**Aim:**
Without the images, write out the whole listing exactly.
━━━━━━━━━━━━━━━━━━━━
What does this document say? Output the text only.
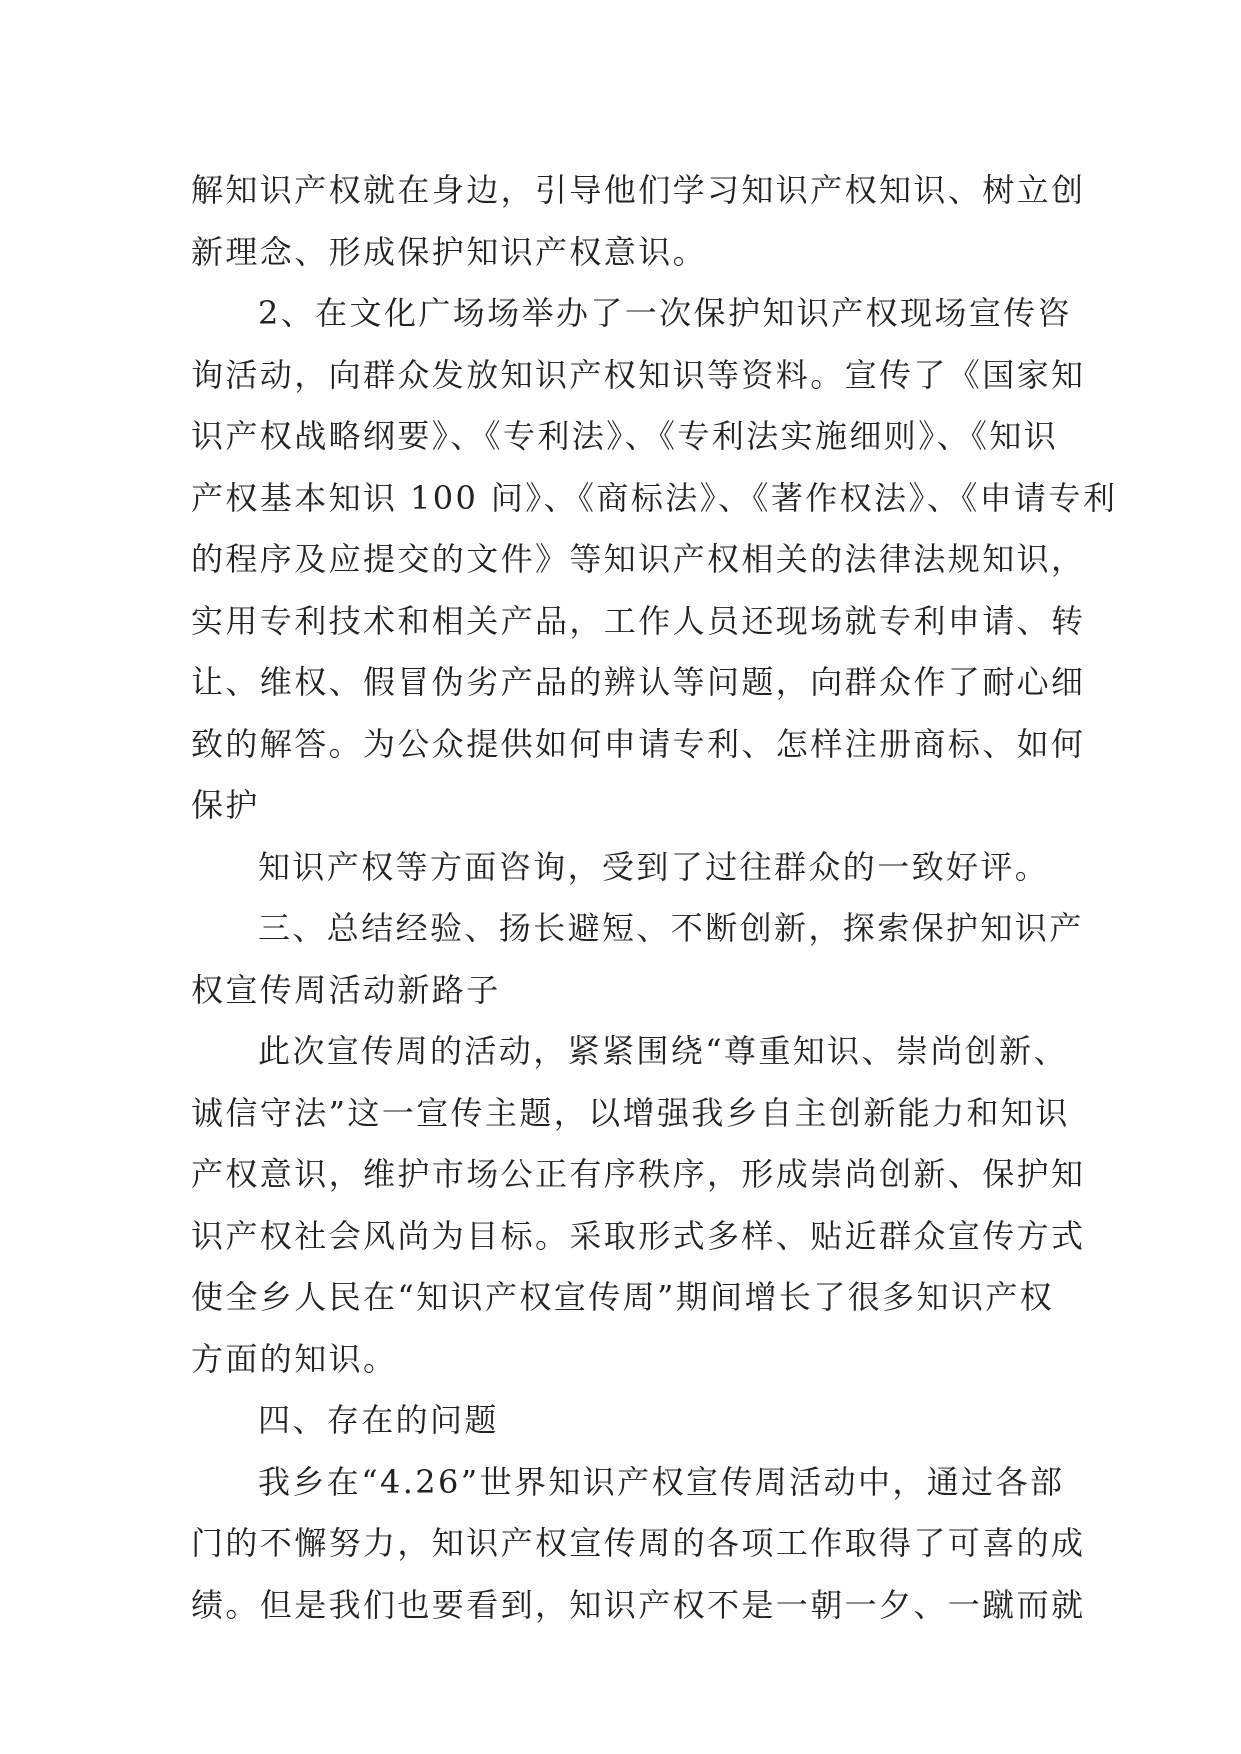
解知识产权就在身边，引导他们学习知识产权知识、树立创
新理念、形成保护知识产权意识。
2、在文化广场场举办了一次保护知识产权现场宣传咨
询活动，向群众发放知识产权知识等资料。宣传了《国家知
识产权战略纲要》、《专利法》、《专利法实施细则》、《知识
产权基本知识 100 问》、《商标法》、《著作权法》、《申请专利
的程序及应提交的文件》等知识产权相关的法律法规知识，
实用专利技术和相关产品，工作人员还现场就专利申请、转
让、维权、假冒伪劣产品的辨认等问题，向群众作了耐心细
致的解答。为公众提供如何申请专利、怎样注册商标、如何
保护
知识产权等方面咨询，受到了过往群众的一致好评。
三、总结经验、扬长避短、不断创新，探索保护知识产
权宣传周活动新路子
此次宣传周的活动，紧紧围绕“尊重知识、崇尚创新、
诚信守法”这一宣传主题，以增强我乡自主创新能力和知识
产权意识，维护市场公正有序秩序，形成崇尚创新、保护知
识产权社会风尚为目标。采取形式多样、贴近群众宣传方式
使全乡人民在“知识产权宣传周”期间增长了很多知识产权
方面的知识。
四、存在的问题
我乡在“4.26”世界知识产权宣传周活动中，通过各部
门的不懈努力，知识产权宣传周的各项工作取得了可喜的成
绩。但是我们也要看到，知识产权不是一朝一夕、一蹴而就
━━━━━━━━━━━━━━━━━━━━
**Response for this exercise:**
What does this document say? Output the text only.
解知识产权就在身边，引导他们学习知识产权知识、树立创
新理念、形成保护知识产权意识。
2、在文化广场场举办了一次保护知识产权现场宣传咨
询活动，向群众发放知识产权知识等资料。宣传了《国家知
识产权战略纲要》、《专利法》、《专利法实施细则》、《知识
产权基本知识 100 问》、《商标法》、《著作权法》、《申请专利
的程序及应提交的文件》等知识产权相关的法律法规知识，
实用专利技术和相关产品，工作人员还现场就专利申请、转
让、维权、假冒伪劣产品的辨认等问题，向群众作了耐心细
致的解答。为公众提供如何申请专利、怎样注册商标、如何
保护
知识产权等方面咨询，受到了过往群众的一致好评。
三、总结经验、扬长避短、不断创新，探索保护知识产
权宣传周活动新路子
此次宣传周的活动，紧紧围绕“尊重知识、崇尚创新、
诚信守法”这一宣传主题，以增强我乡自主创新能力和知识
产权意识，维护市场公正有序秩序，形成崇尚创新、保护知
识产权社会风尚为目标。采取形式多样、贴近群众宣传方式
使全乡人民在“知识产权宣传周”期间增长了很多知识产权
方面的知识。
四、存在的问题
我乡在“4.26”世界知识产权宣传周活动中，通过各部
门的不懈努力，知识产权宣传周的各项工作取得了可喜的成
绩。但是我们也要看到，知识产权不是一朝一夕、一蹴而就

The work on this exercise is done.